WORK REQUIRED. In the material below, find every line with "this" and pull it out.

::::::::

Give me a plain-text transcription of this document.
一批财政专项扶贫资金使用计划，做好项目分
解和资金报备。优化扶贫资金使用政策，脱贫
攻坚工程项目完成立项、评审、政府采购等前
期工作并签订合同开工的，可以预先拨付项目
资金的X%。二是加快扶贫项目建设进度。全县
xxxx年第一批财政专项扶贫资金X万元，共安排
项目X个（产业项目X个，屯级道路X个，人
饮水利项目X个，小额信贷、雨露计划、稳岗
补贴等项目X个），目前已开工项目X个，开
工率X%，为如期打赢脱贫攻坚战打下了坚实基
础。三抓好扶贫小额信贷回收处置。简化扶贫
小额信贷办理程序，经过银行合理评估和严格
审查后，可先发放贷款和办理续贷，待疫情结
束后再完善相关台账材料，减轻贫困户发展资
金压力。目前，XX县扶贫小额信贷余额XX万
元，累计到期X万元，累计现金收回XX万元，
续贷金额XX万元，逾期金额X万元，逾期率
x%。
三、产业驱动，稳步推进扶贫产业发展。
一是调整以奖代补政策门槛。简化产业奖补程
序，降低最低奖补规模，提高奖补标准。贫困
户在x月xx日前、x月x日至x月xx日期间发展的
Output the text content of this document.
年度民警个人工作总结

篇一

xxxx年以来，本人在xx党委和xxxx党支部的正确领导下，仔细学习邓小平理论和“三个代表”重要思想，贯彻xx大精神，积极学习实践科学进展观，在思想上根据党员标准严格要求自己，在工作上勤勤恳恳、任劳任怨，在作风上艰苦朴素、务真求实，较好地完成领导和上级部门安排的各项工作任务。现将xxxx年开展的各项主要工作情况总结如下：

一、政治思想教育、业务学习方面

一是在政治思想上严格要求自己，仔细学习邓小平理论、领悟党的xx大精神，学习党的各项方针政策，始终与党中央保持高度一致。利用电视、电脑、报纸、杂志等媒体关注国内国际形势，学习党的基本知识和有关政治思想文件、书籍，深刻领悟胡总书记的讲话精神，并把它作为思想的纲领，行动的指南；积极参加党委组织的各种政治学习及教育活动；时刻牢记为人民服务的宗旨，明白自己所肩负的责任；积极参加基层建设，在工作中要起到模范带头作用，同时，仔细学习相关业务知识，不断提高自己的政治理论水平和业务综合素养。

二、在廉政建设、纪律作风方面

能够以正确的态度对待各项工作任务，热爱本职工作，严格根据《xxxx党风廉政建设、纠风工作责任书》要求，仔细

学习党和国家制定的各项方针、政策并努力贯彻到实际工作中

::::::::

RESPONSE TO THE EXERCISE.
Give me a plain-text transcription of this document.
Output the text content of this document.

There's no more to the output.